> _CONSIGNE 1_
Réécrivez le passage du texte sur les Boréales qui s'ouvre sur les mots « Les pays baltes » et se ferme sur « chambre de Rouen. », en y remplaçant « chant vocal » par « chant choral ».

> _EXTRAIT DU DOCUMENT_
Les pays baltes sont mis à l’honneur pour la 27e édition des Boréales. Les trois petits pays que sont la Lituanie, l’Estonie et la Lettonie ont une grande tradition de chant vocal. C’est un florilège de la « Musica Baltica » qu’ont offert, et pour la première fois réunis au théâtre de Caen, l’Orchestre régional de Normandie, l’Orchestre de l’Opéra de Rouen et le Chœur de chambre de Rouen.
Près de cent musiciens et choristes, le théâtre de Caen dispose heureusement d’un grand plateau. N’empêche, vu de la salle, l’ensemble fait impression. Déjà, en première partie, la seule présence des chanteuses et chanteurs en impose. Sous la conduite de Frédéric Pineau, longue silhouette mobile, gestuelle un tantinet affectée, le chœur entame un hymne à la musique. « Muusika » du jeune compositeur estonien Pärt Uusberg (32 ans) est une pièce courte, révélatrice d’un style porté sur l’intériorité, où chaque pupitre apporte ses nuances dans un élan commun.
Le programme ne peut faire l’impasse sur deux grands noms de la musique balte, internationalement connus : Veljo Tormis et Arvo Pärt, tous deux estonien. Tormis, disparu l’an dernier à l’âge de 87 ans, est un maître du chant polyphonique. Deux pièces de ses « Sügismaatiskud » (Impressions d’automne) témoignent de ce souffle lyrique exaltant une nature toujours très présente dans les partitions nordiques. On la retrouve aussi dans une atmosphère primitive avec « Pärismaalase lauluke », mélopée ensorcelante qu’accompagne le battement d’un tambour.
La musique d’Arvo Pärt conclut le concert par deux œuvres pour orchestre de chœur, sous la conduite de Jean Deroyer. L’une et l’autre sont empreintes d’une spiritualité caractéristique du compositeur. « Da Pacem Domine » (Seigneur, donne-nous la paix) répond à une commande Jordi Savall en mémoire des victimes de l’attentat contre un train à Madrid, le 11 mars 2004. Ce grand chant, accompagné par un orchestre à cordes, a notamment été repris à la Philharmonie de Paris après les attentats perpétrés à Saint-Denis et dans la capitale (quartier République et Bataclan) de novembre 2015. Le concert restitue un extrait sur une œuvre de plus d’une heure, mais assez pour en mesurer la profondeur avec un final comme tiré par des battements d’aile vers un silence progressif. Impressionnant.

> _CONSIGNE 2_
Recopiez sans rien changer les lignes des enregistrements, depuis leur toute première ligne jusqu'à la ligne contenant « 102, 1380, 158] », celle-ci comprise.

> _Enregistrements d'éléments et de coordonnées_
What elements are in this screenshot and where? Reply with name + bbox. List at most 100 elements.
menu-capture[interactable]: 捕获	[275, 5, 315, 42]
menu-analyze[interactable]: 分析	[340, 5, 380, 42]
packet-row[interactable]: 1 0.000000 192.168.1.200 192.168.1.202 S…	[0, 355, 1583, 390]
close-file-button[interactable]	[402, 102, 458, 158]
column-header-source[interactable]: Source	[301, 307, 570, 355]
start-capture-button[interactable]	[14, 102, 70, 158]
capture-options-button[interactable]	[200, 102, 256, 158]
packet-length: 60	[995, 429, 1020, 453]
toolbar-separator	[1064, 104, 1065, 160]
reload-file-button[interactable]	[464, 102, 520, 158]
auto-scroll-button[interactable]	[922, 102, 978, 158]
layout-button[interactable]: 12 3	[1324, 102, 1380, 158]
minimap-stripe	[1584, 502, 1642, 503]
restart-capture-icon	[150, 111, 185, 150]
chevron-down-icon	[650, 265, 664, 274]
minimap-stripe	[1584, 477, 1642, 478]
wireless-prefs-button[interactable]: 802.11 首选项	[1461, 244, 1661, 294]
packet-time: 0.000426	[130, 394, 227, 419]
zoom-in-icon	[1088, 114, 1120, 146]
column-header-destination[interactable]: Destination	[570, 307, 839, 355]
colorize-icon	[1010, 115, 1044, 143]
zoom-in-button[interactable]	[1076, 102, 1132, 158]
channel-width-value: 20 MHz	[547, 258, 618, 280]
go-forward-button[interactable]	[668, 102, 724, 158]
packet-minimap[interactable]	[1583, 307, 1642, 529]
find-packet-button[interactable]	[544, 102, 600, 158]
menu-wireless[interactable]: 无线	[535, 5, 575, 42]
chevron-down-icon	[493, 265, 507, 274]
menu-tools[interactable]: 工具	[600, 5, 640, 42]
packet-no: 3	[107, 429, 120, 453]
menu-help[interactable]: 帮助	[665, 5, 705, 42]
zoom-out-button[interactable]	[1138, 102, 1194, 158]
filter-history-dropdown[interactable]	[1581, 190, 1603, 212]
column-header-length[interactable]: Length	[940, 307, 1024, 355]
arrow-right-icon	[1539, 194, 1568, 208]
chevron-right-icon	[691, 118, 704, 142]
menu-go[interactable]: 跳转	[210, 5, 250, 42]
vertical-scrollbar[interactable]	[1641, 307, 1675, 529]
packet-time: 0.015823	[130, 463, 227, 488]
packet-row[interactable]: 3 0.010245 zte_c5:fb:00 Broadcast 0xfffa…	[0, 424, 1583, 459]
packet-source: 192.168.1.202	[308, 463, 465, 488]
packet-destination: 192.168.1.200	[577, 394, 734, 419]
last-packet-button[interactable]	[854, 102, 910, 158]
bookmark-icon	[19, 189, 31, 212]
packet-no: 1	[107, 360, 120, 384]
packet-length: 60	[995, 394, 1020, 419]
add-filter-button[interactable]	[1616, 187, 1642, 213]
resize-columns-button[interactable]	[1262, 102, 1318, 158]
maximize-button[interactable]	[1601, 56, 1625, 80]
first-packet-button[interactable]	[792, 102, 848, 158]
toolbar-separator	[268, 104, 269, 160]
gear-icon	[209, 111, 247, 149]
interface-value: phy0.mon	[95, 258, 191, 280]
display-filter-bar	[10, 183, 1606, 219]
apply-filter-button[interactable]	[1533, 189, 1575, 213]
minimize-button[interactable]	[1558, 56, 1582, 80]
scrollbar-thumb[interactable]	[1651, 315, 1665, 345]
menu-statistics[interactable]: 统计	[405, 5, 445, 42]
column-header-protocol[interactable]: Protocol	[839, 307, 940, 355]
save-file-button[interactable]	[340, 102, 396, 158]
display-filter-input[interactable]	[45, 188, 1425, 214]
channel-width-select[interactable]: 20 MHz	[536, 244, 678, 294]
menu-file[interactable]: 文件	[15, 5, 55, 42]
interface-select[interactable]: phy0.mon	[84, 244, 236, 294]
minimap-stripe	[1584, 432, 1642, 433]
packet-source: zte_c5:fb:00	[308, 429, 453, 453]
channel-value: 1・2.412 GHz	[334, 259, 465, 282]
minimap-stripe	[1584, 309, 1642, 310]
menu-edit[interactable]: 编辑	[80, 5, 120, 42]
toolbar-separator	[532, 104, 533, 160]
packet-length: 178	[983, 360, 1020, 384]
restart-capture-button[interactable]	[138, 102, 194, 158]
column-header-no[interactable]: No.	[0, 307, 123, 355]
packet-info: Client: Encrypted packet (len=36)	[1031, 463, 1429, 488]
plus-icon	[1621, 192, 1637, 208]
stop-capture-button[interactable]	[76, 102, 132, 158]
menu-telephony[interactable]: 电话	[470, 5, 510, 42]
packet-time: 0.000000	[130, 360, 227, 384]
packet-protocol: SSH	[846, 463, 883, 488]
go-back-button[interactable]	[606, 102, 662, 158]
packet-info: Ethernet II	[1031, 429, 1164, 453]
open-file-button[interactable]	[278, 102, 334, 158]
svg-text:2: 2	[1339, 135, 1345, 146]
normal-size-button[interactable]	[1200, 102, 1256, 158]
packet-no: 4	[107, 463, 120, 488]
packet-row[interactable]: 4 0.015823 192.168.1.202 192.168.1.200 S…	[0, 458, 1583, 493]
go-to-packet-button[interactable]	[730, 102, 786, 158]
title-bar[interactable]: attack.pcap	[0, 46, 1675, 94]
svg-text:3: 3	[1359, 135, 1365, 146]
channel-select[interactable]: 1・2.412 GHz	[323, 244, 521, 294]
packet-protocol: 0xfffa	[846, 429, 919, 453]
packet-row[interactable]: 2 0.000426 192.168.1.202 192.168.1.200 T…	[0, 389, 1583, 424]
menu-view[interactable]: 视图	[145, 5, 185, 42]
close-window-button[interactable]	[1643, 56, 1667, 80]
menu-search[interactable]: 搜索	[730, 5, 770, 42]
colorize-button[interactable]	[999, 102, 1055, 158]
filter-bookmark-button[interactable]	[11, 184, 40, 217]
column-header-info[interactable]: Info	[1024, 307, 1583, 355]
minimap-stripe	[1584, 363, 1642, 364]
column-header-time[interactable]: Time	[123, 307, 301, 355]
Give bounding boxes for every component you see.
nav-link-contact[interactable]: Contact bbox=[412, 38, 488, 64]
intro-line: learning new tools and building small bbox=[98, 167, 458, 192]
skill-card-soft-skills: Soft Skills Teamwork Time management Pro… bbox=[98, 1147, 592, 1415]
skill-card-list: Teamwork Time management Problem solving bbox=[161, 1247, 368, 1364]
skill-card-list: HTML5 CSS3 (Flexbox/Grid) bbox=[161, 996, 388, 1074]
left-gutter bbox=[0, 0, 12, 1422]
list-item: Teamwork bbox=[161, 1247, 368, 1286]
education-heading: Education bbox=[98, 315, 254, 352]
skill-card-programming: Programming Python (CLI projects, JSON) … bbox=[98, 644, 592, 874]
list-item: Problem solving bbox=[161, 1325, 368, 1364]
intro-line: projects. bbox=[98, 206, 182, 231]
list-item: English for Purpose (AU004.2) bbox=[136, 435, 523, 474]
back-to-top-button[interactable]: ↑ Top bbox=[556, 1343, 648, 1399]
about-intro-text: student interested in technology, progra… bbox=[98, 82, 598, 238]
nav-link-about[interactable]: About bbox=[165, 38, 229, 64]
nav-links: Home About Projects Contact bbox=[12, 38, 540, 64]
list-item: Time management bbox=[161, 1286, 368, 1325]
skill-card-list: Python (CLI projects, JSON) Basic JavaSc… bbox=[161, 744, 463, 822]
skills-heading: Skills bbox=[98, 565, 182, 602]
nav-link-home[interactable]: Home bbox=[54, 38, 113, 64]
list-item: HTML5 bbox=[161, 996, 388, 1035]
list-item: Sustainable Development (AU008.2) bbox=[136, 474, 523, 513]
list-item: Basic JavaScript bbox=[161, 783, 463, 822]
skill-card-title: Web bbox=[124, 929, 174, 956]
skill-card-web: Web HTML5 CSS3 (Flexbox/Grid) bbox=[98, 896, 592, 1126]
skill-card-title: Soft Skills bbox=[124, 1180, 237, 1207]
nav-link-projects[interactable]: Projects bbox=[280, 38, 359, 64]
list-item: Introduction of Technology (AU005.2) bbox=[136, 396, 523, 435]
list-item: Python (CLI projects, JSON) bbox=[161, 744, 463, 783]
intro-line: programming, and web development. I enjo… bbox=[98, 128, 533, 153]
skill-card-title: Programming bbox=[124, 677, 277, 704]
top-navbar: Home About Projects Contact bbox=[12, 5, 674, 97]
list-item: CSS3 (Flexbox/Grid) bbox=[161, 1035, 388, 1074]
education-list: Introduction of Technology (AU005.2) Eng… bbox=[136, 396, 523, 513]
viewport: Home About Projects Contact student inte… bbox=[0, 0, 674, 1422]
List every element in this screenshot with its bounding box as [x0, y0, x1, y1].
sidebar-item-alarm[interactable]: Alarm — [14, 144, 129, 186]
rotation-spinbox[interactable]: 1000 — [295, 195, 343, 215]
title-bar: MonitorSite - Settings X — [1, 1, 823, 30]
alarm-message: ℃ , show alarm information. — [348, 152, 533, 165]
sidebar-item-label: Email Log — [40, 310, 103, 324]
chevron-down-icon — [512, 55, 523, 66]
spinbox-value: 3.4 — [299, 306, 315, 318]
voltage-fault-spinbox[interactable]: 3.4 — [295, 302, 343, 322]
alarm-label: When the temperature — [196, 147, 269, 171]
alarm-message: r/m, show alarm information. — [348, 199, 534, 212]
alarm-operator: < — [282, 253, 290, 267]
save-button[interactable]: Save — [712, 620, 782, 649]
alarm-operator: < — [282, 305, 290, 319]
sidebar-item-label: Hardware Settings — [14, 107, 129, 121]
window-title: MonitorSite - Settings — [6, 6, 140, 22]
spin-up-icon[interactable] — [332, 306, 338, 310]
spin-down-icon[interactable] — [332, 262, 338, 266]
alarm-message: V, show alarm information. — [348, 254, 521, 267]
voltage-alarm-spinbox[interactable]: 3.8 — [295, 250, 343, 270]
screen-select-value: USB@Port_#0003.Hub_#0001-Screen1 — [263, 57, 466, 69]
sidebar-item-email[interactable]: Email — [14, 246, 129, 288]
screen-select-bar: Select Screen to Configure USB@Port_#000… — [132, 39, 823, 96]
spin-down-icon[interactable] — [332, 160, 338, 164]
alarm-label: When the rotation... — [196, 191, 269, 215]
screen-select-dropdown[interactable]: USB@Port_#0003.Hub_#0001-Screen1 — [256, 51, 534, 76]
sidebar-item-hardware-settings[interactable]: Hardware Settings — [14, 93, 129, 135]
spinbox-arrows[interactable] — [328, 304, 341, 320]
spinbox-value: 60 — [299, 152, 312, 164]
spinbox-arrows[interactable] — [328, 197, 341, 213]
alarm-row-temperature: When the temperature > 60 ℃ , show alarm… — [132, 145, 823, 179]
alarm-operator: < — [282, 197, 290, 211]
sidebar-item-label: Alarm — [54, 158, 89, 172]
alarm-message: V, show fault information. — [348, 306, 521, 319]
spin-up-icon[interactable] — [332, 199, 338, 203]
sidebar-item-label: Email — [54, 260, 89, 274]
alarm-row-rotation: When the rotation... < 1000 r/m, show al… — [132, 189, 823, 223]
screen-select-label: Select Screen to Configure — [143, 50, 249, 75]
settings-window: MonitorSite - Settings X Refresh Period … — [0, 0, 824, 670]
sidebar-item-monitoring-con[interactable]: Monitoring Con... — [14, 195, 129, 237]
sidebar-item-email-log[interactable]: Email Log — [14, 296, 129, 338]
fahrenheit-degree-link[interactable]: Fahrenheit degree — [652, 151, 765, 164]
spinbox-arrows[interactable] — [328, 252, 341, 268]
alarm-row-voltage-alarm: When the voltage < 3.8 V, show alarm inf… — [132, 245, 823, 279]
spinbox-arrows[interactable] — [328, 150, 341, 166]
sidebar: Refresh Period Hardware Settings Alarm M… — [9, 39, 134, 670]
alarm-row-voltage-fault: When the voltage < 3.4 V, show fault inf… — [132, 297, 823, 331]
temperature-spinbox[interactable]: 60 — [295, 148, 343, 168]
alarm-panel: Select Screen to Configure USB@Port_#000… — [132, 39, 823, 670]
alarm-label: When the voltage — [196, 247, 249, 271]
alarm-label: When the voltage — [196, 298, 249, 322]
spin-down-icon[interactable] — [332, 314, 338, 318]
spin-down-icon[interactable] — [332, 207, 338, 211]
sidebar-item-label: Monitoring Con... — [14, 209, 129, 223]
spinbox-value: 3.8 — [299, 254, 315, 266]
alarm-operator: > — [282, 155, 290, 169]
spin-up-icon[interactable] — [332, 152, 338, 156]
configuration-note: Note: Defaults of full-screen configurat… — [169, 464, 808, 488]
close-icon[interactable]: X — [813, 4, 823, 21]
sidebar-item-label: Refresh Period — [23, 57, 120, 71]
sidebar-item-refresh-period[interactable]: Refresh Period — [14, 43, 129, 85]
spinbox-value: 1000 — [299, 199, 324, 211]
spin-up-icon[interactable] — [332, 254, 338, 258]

> _RÉPONSE ATTENDUE 1_
Les pays baltes sont mis à l’honneur pour la 27e édition des Boréales. Les trois petits pays que sont la Lituanie, l’Estonie et la Lettonie ont une grande tradition de chant choral. C’est un florilège de la « Musica Baltica » qu’ont offert, et pour la première fois réunis au théâtre de Caen, l’Orchestre régional de Normandie, l’Orchestre de l’Opéra de Rouen et le Chœur de chambre de Rouen.

> _RÉPONSE ATTENDUE 2_
What elements are in this screenshot and where? Reply with name + bbox. List at most 100 elements.
menu-capture[interactable]: 捕获	[275, 5, 315, 42]
menu-analyze[interactable]: 分析	[340, 5, 380, 42]
packet-row[interactable]: 1 0.000000 192.168.1.200 192.168.1.202 S…	[0, 355, 1583, 390]
close-file-button[interactable]	[402, 102, 458, 158]
column-header-source[interactable]: Source	[301, 307, 570, 355]
start-capture-button[interactable]	[14, 102, 70, 158]
capture-options-button[interactable]	[200, 102, 256, 158]
packet-length: 60	[995, 429, 1020, 453]
toolbar-separator	[1064, 104, 1065, 160]
reload-file-button[interactable]	[464, 102, 520, 158]
auto-scroll-button[interactable]	[922, 102, 978, 158]
layout-button[interactable]: 12 3	[1324, 102, 1380, 158]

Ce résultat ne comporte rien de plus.